Task details
Reproduce all records verbatim.

Material for the task
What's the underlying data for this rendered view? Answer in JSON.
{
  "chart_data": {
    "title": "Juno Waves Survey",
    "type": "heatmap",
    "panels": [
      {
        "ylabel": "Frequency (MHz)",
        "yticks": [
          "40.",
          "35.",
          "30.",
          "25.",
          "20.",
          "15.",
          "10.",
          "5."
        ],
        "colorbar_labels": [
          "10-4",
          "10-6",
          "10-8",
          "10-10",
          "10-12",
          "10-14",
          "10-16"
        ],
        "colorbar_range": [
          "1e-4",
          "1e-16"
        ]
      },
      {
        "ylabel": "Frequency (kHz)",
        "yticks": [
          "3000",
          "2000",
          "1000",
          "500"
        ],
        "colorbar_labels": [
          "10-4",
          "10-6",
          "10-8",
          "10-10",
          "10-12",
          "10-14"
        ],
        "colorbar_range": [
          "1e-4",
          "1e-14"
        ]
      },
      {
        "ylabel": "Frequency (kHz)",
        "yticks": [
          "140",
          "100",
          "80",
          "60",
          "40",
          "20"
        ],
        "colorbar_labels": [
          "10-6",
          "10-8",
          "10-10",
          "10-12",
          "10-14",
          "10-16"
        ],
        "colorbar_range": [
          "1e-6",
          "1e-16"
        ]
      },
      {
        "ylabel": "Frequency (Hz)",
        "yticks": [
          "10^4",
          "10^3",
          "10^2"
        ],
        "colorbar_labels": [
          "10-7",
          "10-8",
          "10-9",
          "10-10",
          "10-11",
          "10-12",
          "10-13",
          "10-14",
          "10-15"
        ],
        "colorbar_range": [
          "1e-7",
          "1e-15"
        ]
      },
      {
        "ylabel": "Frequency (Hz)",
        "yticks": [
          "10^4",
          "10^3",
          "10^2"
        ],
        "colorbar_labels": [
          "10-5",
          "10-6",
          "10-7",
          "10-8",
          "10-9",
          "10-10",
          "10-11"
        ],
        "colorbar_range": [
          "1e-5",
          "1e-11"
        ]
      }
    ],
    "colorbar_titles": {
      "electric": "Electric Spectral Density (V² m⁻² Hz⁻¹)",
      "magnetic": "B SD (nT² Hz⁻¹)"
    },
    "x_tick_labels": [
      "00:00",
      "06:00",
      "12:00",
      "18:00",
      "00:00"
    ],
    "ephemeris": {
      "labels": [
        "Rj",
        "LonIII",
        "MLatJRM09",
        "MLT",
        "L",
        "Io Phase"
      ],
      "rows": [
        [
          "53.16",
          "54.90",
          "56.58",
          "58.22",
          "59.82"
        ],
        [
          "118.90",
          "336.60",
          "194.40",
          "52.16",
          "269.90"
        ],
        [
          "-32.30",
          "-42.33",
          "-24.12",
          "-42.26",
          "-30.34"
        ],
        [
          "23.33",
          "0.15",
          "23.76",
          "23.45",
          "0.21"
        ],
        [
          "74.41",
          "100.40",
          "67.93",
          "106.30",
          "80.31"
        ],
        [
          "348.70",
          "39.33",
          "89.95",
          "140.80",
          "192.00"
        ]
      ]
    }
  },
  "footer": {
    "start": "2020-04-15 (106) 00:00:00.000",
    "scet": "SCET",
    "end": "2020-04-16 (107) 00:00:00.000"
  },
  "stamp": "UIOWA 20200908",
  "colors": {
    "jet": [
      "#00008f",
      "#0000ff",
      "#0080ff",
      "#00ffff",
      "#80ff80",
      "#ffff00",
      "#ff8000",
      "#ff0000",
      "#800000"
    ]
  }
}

Finished answer
What's the underlying data for this rendered view? Answer in JSON.
{
  "chart_data": {
    "title": "Juno Waves Survey",
    "type": "heatmap",
    "panels": [
      {
        "ylabel": "Frequency (MHz)",
        "yticks": [
          "40.",
          "35.",
          "30.",
          "25.",
          "20.",
          "15.",
          "10.",
          "5."
        ],
        "colorbar_labels": [
          "10-4",
          "10-6",
          "10-8",
          "10-10",
          "10-12",
          "10-14",
          "10-16"
        ],
        "colorbar_range": [
          "1e-4",
          "1e-16"
        ]
      },
      {
        "ylabel": "Frequency (kHz)",
        "yticks": [
          "3000",
          "2000",
          "1000",
          "500"
        ],
        "colorbar_labels": [
          "10-4",
          "10-6",
          "10-8",
          "10-10",
          "10-12",
          "10-14"
        ],
        "colorbar_range": [
          "1e-4",
          "1e-14"
        ]
      },
      {
        "ylabel": "Frequency (kHz)",
        "yticks": [
          "140",
          "100",
          "80",
          "60",
          "40",
          "20"
        ],
        "colorbar_labels": [
          "10-6",
          "10-8",
          "10-10",
          "10-12",
          "10-14",
          "10-16"
        ],
        "colorbar_range": [
          "1e-6",
          "1e-16"
        ]
      },
      {
        "ylabel": "Frequency (Hz)",
        "yticks": [
          "10^4",
          "10^3",
          "10^2"
        ],
        "colorbar_labels": [
          "10-7",
          "10-8",
          "10-9",
          "10-10",
          "10-11",
          "10-12",
          "10-13",
          "10-14",
          "10-15"
        ],
        "colorbar_range": [
          "1e-7",
          "1e-15"
        ]
      },
      {
        "ylabel": "Frequency (Hz)",
        "yticks": [
          "10^4",
          "10^3",
          "10^2"
        ],
        "colorbar_labels": [
          "10-5",
          "10-6",
          "10-7",
          "10-8",
          "10-9",
          "10-10",
          "10-11"
        ],
        "colorbar_range": [
          "1e-5",
          "1e-11"
        ]
      }
    ],
    "colorbar_titles": {
      "electric": "Electric Spectral Density (V² m⁻² Hz⁻¹)",
      "magnetic": "B SD (nT² Hz⁻¹)"
    },
    "x_tick_labels": [
      "00:00",
      "06:00",
      "12:00",
      "18:00",
      "00:00"
    ],
    "ephemeris": {
      "labels": [
        "Rj",
        "LonIII",
        "MLatJRM09",
        "MLT",
        "L",
        "Io Phase"
      ],
      "rows": [
        [
          "53.16",
          "54.90",
          "56.58",
          "58.22",
          "59.82"
        ],
        [
          "118.90",
          "336.60",
          "194.40",
          "52.16",
          "269.90"
        ],
        [
          "-32.30",
          "-42.33",
          "-24.12",
          "-42.26",
          "-30.34"
        ],
        [
          "23.33",
          "0.15",
          "23.76",
          "23.45",
          "0.21"
        ],
        [
          "74.41",
          "100.40",
          "67.93",
          "106.30",
          "80.31"
        ],
        [
          "348.70",
          "39.33",
          "89.95",
          "140.80",
          "192.00"
        ]
      ]
    }
  },
  "footer": {
    "start": "2020-04-15 (106) 00:00:00.000",
    "scet": "SCET",
    "end": "2020-04-16 (107) 00:00:00.000"
  },
  "stamp": "UIOWA 20200908",
  "colors": {
    "jet": [
      "#00008f",
      "#0000ff",
      "#0080ff",
      "#00ffff",
      "#80ff80",
      "#ffff00",
      "#ff8000",
      "#ff0000",
      "#800000"
    ]
  }
}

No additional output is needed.